Objective:
Search the data below for "member"; list each line that holds it.

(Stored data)
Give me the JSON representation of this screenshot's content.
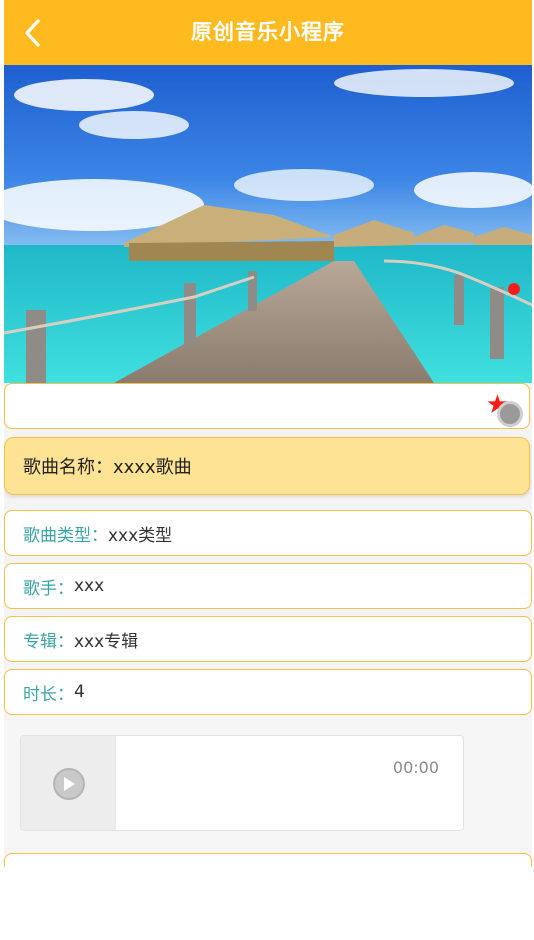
{
  "header": {
    "title": "原创音乐小程序",
    "back_icon": "chevron-left-icon"
  },
  "colors": {
    "header_bg": "#ffba1f",
    "accent_border": "#f0c248",
    "label_teal": "#3aa4a4",
    "name_card_bg": "#ffe394",
    "carousel_dot": "#ff1a1a"
  },
  "banner": {
    "image": "beach-pier-photo"
  },
  "favorite": {
    "icon": "star-icon"
  },
  "song": {
    "name_label": "歌曲名称：",
    "name_value": "xxxx歌曲"
  },
  "fields": [
    {
      "label": "歌曲类型：",
      "value": "xxx类型"
    },
    {
      "label": "歌手：",
      "value": "xxx"
    },
    {
      "label": "专辑：",
      "value": "xxx专辑"
    },
    {
      "label": "时长：",
      "value": "4"
    }
  ],
  "player": {
    "time": "00:00",
    "play_icon": "play-icon"
  }
}
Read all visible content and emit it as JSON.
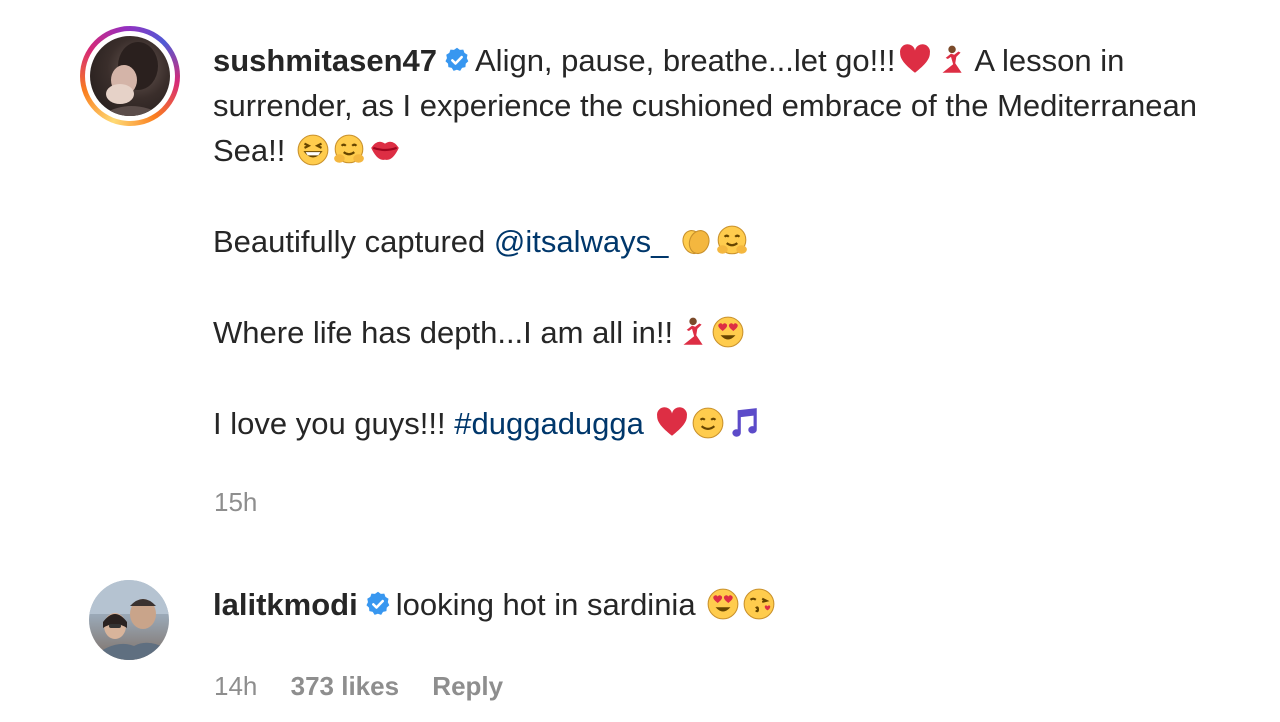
{
  "post": {
    "username": "sushmitasen47",
    "caption": {
      "line1": "Align, pause, breathe...let go!!!",
      "line1_tail": "A lesson in surrender, as I experience the cushioned embrace of the Mediterranean Sea!!",
      "para2_prefix": "Beautifully captured",
      "mention": "@itsalways_",
      "para3": "Where life has depth...I am all in!!",
      "para4_prefix": "I love you guys!!!",
      "hashtag": "#duggadugga"
    },
    "timestamp": "15h"
  },
  "comment": {
    "username": "lalitkmodi",
    "text": "looking hot in sardinia",
    "timestamp": "14h",
    "likes": "373 likes",
    "reply_label": "Reply"
  },
  "icons": {
    "verified": "verified-badge-icon",
    "colors": {
      "verified": "#3897f0",
      "link": "#00376b",
      "meta": "#8e8e8e",
      "text": "#262626"
    }
  }
}
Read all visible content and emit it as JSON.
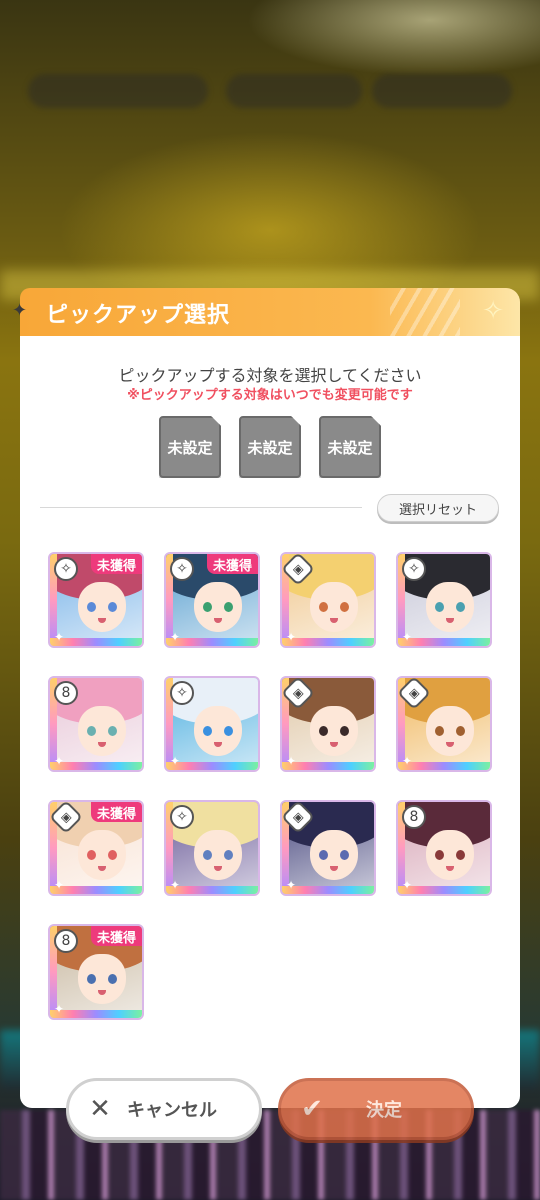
{
  "dialog": {
    "title": "ピックアップ選択",
    "instruction": "ピックアップする対象を選択してください",
    "note": "※ピックアップする対象はいつでも変更可能です",
    "slots": [
      "未設定",
      "未設定",
      "未設定"
    ],
    "reset_label": "選択リセット"
  },
  "cards": [
    {
      "attr": "sparkle-icon",
      "badge": "未獲得",
      "hair": "#c04a6a",
      "eye": "#5a8ad8",
      "bg": "#7ab4e8"
    },
    {
      "attr": "sparkle-icon",
      "badge": "未獲得",
      "hair": "#2a4a6a",
      "eye": "#3aa070",
      "bg": "#5aa0d0"
    },
    {
      "attr": "cool-icon",
      "badge": "",
      "hair": "#f4d070",
      "eye": "#d07040",
      "bg": "#f0c890"
    },
    {
      "attr": "sparkle-icon",
      "badge": "",
      "hair": "#2a2a30",
      "eye": "#4aa0b0",
      "bg": "#c8c8d8"
    },
    {
      "attr": "mysterious-icon",
      "badge": "",
      "hair": "#f0a0c0",
      "eye": "#6ab0b0",
      "bg": "#e8c8d8"
    },
    {
      "attr": "sparkle-icon",
      "badge": "",
      "hair": "#e8f0f8",
      "eye": "#3a90e0",
      "bg": "#50b0e0"
    },
    {
      "attr": "cool-icon",
      "badge": "",
      "hair": "#8a5a3a",
      "eye": "#3a2a2a",
      "bg": "#e0c8a8"
    },
    {
      "attr": "cool-icon",
      "badge": "",
      "hair": "#e0a040",
      "eye": "#a06030",
      "bg": "#f0b860"
    },
    {
      "attr": "cool-icon",
      "badge": "未獲得",
      "hair": "#f0d0b0",
      "eye": "#e06060",
      "bg": "#f8e0d0"
    },
    {
      "attr": "sparkle-icon",
      "badge": "",
      "hair": "#f0e0a0",
      "eye": "#6080c0",
      "bg": "#6a5a98"
    },
    {
      "attr": "cool-icon",
      "badge": "",
      "hair": "#2a2a50",
      "eye": "#5a6ab0",
      "bg": "#4a4a80"
    },
    {
      "attr": "mysterious-icon",
      "badge": "",
      "hair": "#5a2a3a",
      "eye": "#8a3a3a",
      "bg": "#d8a8b8"
    },
    {
      "attr": "mysterious-icon",
      "badge": "未獲得",
      "hair": "#c07040",
      "eye": "#4a70b0",
      "bg": "#c8b8a0"
    }
  ],
  "buttons": {
    "cancel_label": "キャンセル",
    "ok_label": "決定"
  }
}
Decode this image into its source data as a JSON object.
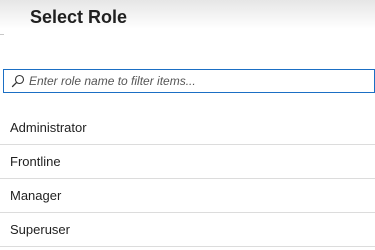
{
  "dialog": {
    "title": "Select Role"
  },
  "search": {
    "placeholder": "Enter role name to filter items...",
    "value": ""
  },
  "roles": [
    {
      "label": "Administrator"
    },
    {
      "label": "Frontline"
    },
    {
      "label": "Manager"
    },
    {
      "label": "Superuser"
    }
  ],
  "colors": {
    "accent": "#1b6fc4",
    "divider": "#dcdcdc"
  },
  "icons": {
    "search": "search-icon"
  }
}
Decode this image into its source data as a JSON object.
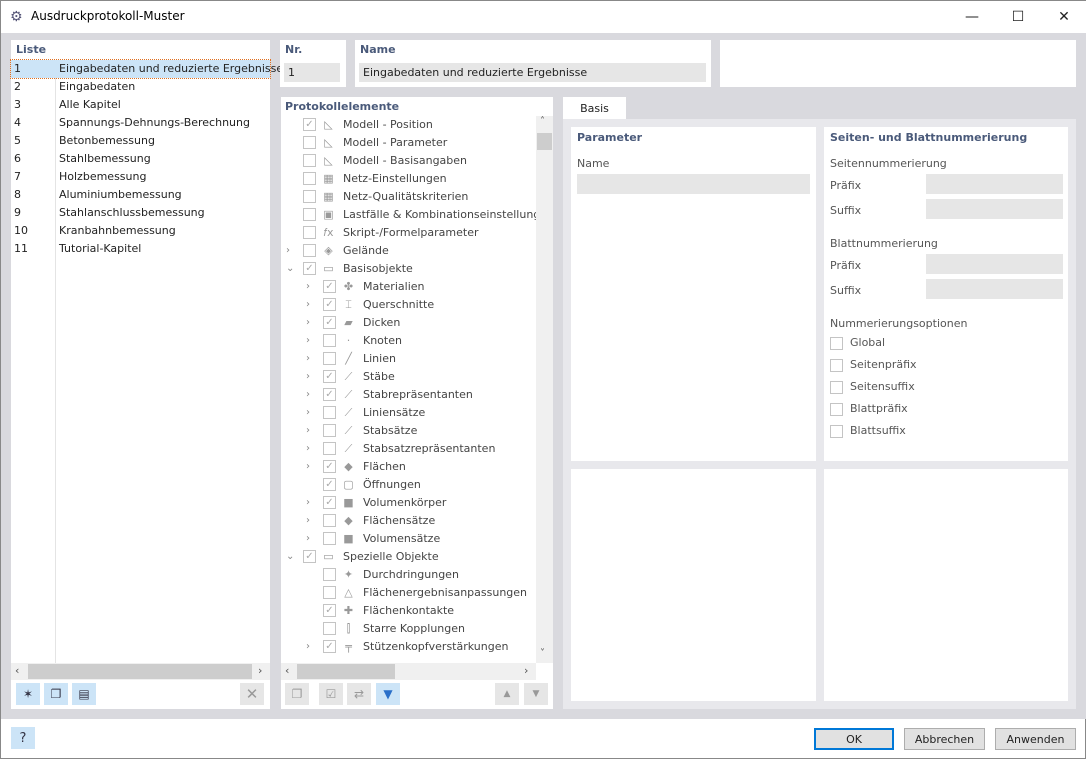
{
  "window": {
    "title": "Ausdruckprotokoll-Muster",
    "minimize": "—",
    "maximize": "☐",
    "close": "✕"
  },
  "list": {
    "header": "Liste",
    "items": [
      {
        "nr": "1",
        "name": "Eingabedaten und reduzierte Ergebnisse",
        "selected": true
      },
      {
        "nr": "2",
        "name": "Eingabedaten"
      },
      {
        "nr": "3",
        "name": "Alle Kapitel"
      },
      {
        "nr": "4",
        "name": "Spannungs-Dehnungs-Berechnung"
      },
      {
        "nr": "5",
        "name": "Betonbemessung"
      },
      {
        "nr": "6",
        "name": "Stahlbemessung"
      },
      {
        "nr": "7",
        "name": "Holzbemessung"
      },
      {
        "nr": "8",
        "name": "Aluminiumbemessung"
      },
      {
        "nr": "9",
        "name": "Stahlanschlussbemessung"
      },
      {
        "nr": "10",
        "name": "Kranbahnbemessung"
      },
      {
        "nr": "11",
        "name": "Tutorial-Kapitel"
      }
    ]
  },
  "nr": {
    "label": "Nr.",
    "value": "1"
  },
  "name": {
    "label": "Name",
    "value": "Eingabedaten und reduzierte Ergebnisse"
  },
  "elements": {
    "header": "Protokollelemente",
    "items": [
      {
        "level": 0,
        "exp": "",
        "checked": true,
        "icon": "model-icon",
        "label": "Modell - Position"
      },
      {
        "level": 0,
        "exp": "",
        "checked": false,
        "icon": "model-icon",
        "label": "Modell - Parameter"
      },
      {
        "level": 0,
        "exp": "",
        "checked": false,
        "icon": "model-icon",
        "label": "Modell - Basisangaben"
      },
      {
        "level": 0,
        "exp": "",
        "checked": false,
        "icon": "mesh-icon",
        "label": "Netz-Einstellungen"
      },
      {
        "level": 0,
        "exp": "",
        "checked": false,
        "icon": "mesh-icon",
        "label": "Netz-Qualitätskriterien"
      },
      {
        "level": 0,
        "exp": "",
        "checked": false,
        "icon": "load-cases-icon",
        "label": "Lastfälle & Kombinationseinstellungen"
      },
      {
        "level": 0,
        "exp": "",
        "checked": false,
        "icon": "formula-icon",
        "label": "Skript-/Formelparameter"
      },
      {
        "level": 0,
        "exp": "›",
        "checked": false,
        "icon": "terrain-icon",
        "label": "Gelände"
      },
      {
        "level": 0,
        "exp": "⌄",
        "checked": true,
        "icon": "folder-icon",
        "label": "Basisobjekte"
      },
      {
        "level": 1,
        "exp": "›",
        "checked": true,
        "icon": "materials-icon",
        "label": "Materialien"
      },
      {
        "level": 1,
        "exp": "›",
        "checked": true,
        "icon": "section-icon",
        "label": "Querschnitte"
      },
      {
        "level": 1,
        "exp": "›",
        "checked": true,
        "icon": "thickness-icon",
        "label": "Dicken"
      },
      {
        "level": 1,
        "exp": "›",
        "checked": false,
        "icon": "node-icon",
        "label": "Knoten"
      },
      {
        "level": 1,
        "exp": "›",
        "checked": false,
        "icon": "line-icon",
        "label": "Linien"
      },
      {
        "level": 1,
        "exp": "›",
        "checked": true,
        "icon": "member-icon",
        "label": "Stäbe"
      },
      {
        "level": 1,
        "exp": "›",
        "checked": true,
        "icon": "member-rep-icon",
        "label": "Stabrepräsentanten"
      },
      {
        "level": 1,
        "exp": "›",
        "checked": false,
        "icon": "line-set-icon",
        "label": "Liniensätze"
      },
      {
        "level": 1,
        "exp": "›",
        "checked": false,
        "icon": "member-set-icon",
        "label": "Stabsätze"
      },
      {
        "level": 1,
        "exp": "›",
        "checked": false,
        "icon": "member-set-rep-icon",
        "label": "Stabsatzrepräsentanten"
      },
      {
        "level": 1,
        "exp": "›",
        "checked": true,
        "icon": "surface-icon",
        "label": "Flächen"
      },
      {
        "level": 1,
        "exp": "",
        "checked": true,
        "icon": "opening-icon",
        "label": "Öffnungen"
      },
      {
        "level": 1,
        "exp": "›",
        "checked": true,
        "icon": "solid-icon",
        "label": "Volumenkörper"
      },
      {
        "level": 1,
        "exp": "›",
        "checked": false,
        "icon": "surface-set-icon",
        "label": "Flächensätze"
      },
      {
        "level": 1,
        "exp": "›",
        "checked": false,
        "icon": "solid-set-icon",
        "label": "Volumensätze"
      },
      {
        "level": 0,
        "exp": "⌄",
        "checked": true,
        "icon": "folder-icon",
        "label": "Spezielle Objekte"
      },
      {
        "level": 1,
        "exp": "",
        "checked": false,
        "icon": "intersection-icon",
        "label": "Durchdringungen"
      },
      {
        "level": 1,
        "exp": "",
        "checked": false,
        "icon": "result-adjust-icon",
        "label": "Flächenergebnisanpassungen"
      },
      {
        "level": 1,
        "exp": "",
        "checked": true,
        "icon": "surface-contact-icon",
        "label": "Flächenkontakte"
      },
      {
        "level": 1,
        "exp": "",
        "checked": false,
        "icon": "rigid-link-icon",
        "label": "Starre Kopplungen"
      },
      {
        "level": 1,
        "exp": "›",
        "checked": true,
        "icon": "column-head-icon",
        "label": "Stützenkopfverstärkungen"
      }
    ]
  },
  "tab": {
    "label": "Basis"
  },
  "parameter": {
    "header": "Parameter",
    "name_label": "Name",
    "name_value": ""
  },
  "numbering": {
    "header": "Seiten- und Blattnummerierung",
    "page_header": "Seitennummerierung",
    "sheet_header": "Blattnummerierung",
    "prefix": "Präfix",
    "suffix": "Suffix",
    "options_header": "Nummerierungsoptionen",
    "options": [
      {
        "label": "Global",
        "checked": false
      },
      {
        "label": "Seitenpräfix",
        "checked": false
      },
      {
        "label": "Seitensuffix",
        "checked": false
      },
      {
        "label": "Blattpräfix",
        "checked": false
      },
      {
        "label": "Blattsuffix",
        "checked": false
      }
    ]
  },
  "buttons": {
    "ok": "OK",
    "cancel": "Abbrechen",
    "apply": "Anwenden"
  },
  "colors": {
    "accent": "#0078d7",
    "selection": "#cce4f7",
    "header_text": "#4a5a7a"
  }
}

Solution:
        "icon": "member-icon",
        "icon": "member-rep-icon",
        "icon": "member-set-icon",
        "icon": "member-set-rep-icon",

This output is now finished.